INSTRUCTIONS FOR THE TASK – Transcribe all records exactly.

SUPPLIED RECORDS –
⁂
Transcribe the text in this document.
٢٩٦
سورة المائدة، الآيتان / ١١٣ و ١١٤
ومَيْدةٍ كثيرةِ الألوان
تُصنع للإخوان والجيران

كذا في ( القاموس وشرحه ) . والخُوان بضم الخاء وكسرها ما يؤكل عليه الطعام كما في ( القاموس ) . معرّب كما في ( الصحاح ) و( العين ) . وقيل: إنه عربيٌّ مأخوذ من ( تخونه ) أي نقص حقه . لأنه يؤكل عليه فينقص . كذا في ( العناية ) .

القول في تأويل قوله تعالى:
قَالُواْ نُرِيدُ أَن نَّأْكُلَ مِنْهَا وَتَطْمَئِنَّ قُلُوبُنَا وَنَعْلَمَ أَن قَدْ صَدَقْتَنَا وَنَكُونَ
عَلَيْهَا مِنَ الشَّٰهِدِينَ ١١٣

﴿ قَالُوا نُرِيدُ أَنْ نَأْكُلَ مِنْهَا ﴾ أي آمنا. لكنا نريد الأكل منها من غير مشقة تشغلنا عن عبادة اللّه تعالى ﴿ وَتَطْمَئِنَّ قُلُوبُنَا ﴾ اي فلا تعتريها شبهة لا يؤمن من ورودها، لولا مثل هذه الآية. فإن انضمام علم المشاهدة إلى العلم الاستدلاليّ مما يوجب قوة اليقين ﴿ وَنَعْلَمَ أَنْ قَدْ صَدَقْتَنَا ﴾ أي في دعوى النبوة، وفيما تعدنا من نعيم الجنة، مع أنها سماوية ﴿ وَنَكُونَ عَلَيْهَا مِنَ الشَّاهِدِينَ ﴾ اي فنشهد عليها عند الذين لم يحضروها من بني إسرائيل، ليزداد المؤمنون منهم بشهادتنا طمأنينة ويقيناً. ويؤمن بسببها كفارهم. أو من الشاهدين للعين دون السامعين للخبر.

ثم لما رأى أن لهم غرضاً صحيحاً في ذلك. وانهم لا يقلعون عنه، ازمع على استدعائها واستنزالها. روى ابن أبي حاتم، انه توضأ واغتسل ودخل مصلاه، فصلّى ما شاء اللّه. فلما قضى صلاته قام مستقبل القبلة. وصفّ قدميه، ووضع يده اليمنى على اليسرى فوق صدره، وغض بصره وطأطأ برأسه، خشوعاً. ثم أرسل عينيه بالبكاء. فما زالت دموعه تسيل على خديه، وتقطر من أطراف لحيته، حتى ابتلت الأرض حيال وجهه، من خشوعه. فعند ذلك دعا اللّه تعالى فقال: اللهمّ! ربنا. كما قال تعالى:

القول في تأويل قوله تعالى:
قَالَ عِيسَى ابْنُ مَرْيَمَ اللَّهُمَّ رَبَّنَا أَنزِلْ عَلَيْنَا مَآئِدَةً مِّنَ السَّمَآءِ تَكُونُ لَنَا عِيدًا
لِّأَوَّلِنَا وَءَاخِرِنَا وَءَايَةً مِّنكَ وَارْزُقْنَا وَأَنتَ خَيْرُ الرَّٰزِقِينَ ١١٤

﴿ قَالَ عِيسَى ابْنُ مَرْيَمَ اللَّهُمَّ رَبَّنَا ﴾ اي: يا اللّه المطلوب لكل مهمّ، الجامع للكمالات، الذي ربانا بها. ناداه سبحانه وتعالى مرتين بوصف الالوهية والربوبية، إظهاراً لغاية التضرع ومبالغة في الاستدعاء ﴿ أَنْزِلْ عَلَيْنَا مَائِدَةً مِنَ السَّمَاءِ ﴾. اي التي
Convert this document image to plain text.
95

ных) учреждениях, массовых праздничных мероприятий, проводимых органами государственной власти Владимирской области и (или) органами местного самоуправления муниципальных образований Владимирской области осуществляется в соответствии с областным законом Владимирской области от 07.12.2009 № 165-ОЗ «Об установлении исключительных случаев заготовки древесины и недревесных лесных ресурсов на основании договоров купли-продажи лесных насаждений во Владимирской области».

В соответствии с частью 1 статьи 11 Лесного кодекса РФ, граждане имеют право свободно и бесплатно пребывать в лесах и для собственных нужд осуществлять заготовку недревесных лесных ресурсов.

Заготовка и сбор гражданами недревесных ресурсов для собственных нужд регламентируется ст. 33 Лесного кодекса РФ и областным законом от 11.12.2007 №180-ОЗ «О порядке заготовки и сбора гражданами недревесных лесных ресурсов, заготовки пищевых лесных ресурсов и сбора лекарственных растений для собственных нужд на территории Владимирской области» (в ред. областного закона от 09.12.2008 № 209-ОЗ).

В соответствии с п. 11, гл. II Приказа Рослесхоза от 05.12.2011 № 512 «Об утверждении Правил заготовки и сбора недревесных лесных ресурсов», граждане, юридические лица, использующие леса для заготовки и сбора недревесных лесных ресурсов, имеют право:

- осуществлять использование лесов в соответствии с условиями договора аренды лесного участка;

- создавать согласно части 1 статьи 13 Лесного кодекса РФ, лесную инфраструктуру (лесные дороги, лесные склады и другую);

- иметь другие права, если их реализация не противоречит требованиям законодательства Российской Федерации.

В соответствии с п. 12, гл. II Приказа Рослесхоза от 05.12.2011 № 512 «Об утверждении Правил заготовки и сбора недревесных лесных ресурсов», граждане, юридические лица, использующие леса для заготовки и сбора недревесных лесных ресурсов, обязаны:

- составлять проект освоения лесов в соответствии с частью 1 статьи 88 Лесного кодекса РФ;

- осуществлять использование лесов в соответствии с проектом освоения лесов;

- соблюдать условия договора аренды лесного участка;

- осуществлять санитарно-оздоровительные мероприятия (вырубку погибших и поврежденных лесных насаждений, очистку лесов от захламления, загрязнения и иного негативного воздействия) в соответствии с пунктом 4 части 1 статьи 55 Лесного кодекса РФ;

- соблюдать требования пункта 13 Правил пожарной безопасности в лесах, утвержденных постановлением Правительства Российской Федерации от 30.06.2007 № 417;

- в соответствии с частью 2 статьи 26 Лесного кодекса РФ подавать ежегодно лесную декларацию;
⁂
FINAL RESULT –
Transcribe the text in this document.
٢٩٦
سورة المائدة، الآيتان / ١١٣ و ١١٤
ومَيْدةٍ كثيرةِ الألوان
تُصنع للإخوان والجيران

كذا في ( القاموس وشرحه ) . والخُوان بضم الخاء وكسرها ما يؤكل عليه الطعام كما في ( القاموس ) . معرّب كما في ( الصحاح ) و( العين ) . وقيل: إنه عربيٌّ مأخوذ من ( تخونه ) أي نقص حقه . لأنه يؤكل عليه فينقص . كذا في ( العناية ) .

القول في تأويل قوله تعالى:
قَالُواْ نُرِيدُ أَن نَّأْكُلَ مِنْهَا وَتَطْمَئِنَّ قُلُوبُنَا وَنَعْلَمَ أَن قَدْ صَدَقْتَنَا وَنَكُونَ
عَلَيْهَا مِنَ الشَّٰهِدِينَ ١١٣

﴿ قَالُوا نُرِيدُ أَنْ نَأْكُلَ مِنْهَا ﴾ أي آمنا. لكنا نريد الأكل منها من غير مشقة تشغلنا عن عبادة اللّه تعالى ﴿ وَتَطْمَئِنَّ قُلُوبُنَا ﴾ اي فلا تعتريها شبهة لا يؤمن من ورودها، لولا مثل هذه الآية. فإن انضمام علم المشاهدة إلى العلم الاستدلاليّ مما يوجب قوة اليقين ﴿ وَنَعْلَمَ أَنْ قَدْ صَدَقْتَنَا ﴾ أي في دعوى النبوة، وفيما تعدنا من نعيم الجنة، مع أنها سماوية ﴿ وَنَكُونَ عَلَيْهَا مِنَ الشَّاهِدِينَ ﴾ اي فنشهد عليها عند الذين لم يحضروها من بني إسرائيل، ليزداد المؤمنون منهم بشهادتنا طمأنينة ويقيناً. ويؤمن بسببها كفارهم. أو من الشاهدين للعين دون السامعين للخبر.

ثم لما رأى أن لهم غرضاً صحيحاً في ذلك. وانهم لا يقلعون عنه، ازمع على استدعائها واستنزالها. روى ابن أبي حاتم، انه توضأ واغتسل ودخل مصلاه، فصلّى ما شاء اللّه. فلما قضى صلاته قام مستقبل القبلة. وصفّ قدميه، ووضع يده اليمنى على اليسرى فوق صدره، وغض بصره وطأطأ برأسه، خشوعاً. ثم أرسل عينيه بالبكاء. فما زالت دموعه تسيل على خديه، وتقطر من أطراف لحيته، حتى ابتلت الأرض حيال وجهه، من خشوعه. فعند ذلك دعا اللّه تعالى فقال: اللهمّ! ربنا. كما قال تعالى:

القول في تأويل قوله تعالى:
قَالَ عِيسَى ابْنُ مَرْيَمَ اللَّهُمَّ رَبَّنَا أَنزِلْ عَلَيْنَا مَآئِدَةً مِّنَ السَّمَآءِ تَكُونُ لَنَا عِيدًا
لِّأَوَّلِنَا وَءَاخِرِنَا وَءَايَةً مِّنكَ وَارْزُقْنَا وَأَنتَ خَيْرُ الرَّٰزِقِينَ ١١٤

﴿ قَالَ عِيسَى ابْنُ مَرْيَمَ اللَّهُمَّ رَبَّنَا ﴾ اي: يا اللّه المطلوب لكل مهمّ، الجامع للكمالات، الذي ربانا بها. ناداه سبحانه وتعالى مرتين بوصف الالوهية والربوبية، إظهاراً لغاية التضرع ومبالغة في الاستدعاء ﴿ أَنْزِلْ عَلَيْنَا مَائِدَةً مِنَ السَّمَاءِ ﴾. اي التي
Convert this document image to plain text.
95

ных) учреждениях, массовых праздничных мероприятий, проводимых органами государственной власти Владимирской области и (или) органами местного самоуправления муниципальных образований Владимирской области осуществляется в соответствии с областным законом Владимирской области от 07.12.2009 № 165-ОЗ «Об установлении исключительных случаев заготовки древесины и недревесных лесных ресурсов на основании договоров купли-продажи лесных насаждений во Владимирской области».

В соответствии с частью 1 статьи 11 Лесного кодекса РФ, граждане имеют право свободно и бесплатно пребывать в лесах и для собственных нужд осуществлять заготовку недревесных лесных ресурсов.

Заготовка и сбор гражданами недревесных ресурсов для собственных нужд регламентируется ст. 33 Лесного кодекса РФ и областным законом от 11.12.2007 №180-ОЗ «О порядке заготовки и сбора гражданами недревесных лесных ресурсов, заготовки пищевых лесных ресурсов и сбора лекарственных растений для собственных нужд на территории Владимирской области» (в ред. областного закона от 09.12.2008 № 209-ОЗ).

В соответствии с п. 11, гл. II Приказа Рослесхоза от 05.12.2011 № 512 «Об утверждении Правил заготовки и сбора недревесных лесных ресурсов», граждане, юридические лица, использующие леса для заготовки и сбора недревесных лесных ресурсов, имеют право:

- осуществлять использование лесов в соответствии с условиями договора аренды лесного участка;

- создавать согласно части 1 статьи 13 Лесного кодекса РФ, лесную инфраструктуру (лесные дороги, лесные склады и другую);

- иметь другие права, если их реализация не противоречит требованиям законодательства Российской Федерации.

В соответствии с п. 12, гл. II Приказа Рослесхоза от 05.12.2011 № 512 «Об утверждении Правил заготовки и сбора недревесных лесных ресурсов», граждане, юридические лица, использующие леса для заготовки и сбора недревесных лесных ресурсов, обязаны:

- составлять проект освоения лесов в соответствии с частью 1 статьи 88 Лесного кодекса РФ;

- осуществлять использование лесов в соответствии с проектом освоения лесов;

- соблюдать условия договора аренды лесного участка;

- осуществлять санитарно-оздоровительные мероприятия (вырубку погибших и поврежденных лесных насаждений, очистку лесов от захламления, загрязнения и иного негативного воздействия) в соответствии с пунктом 4 части 1 статьи 55 Лесного кодекса РФ;

- соблюдать требования пункта 13 Правил пожарной безопасности в лесах, утвержденных постановлением Правительства Российской Федерации от 30.06.2007 № 417;

- в соответствии с частью 2 статьи 26 Лесного кодекса РФ подавать ежегодно лесную декларацию;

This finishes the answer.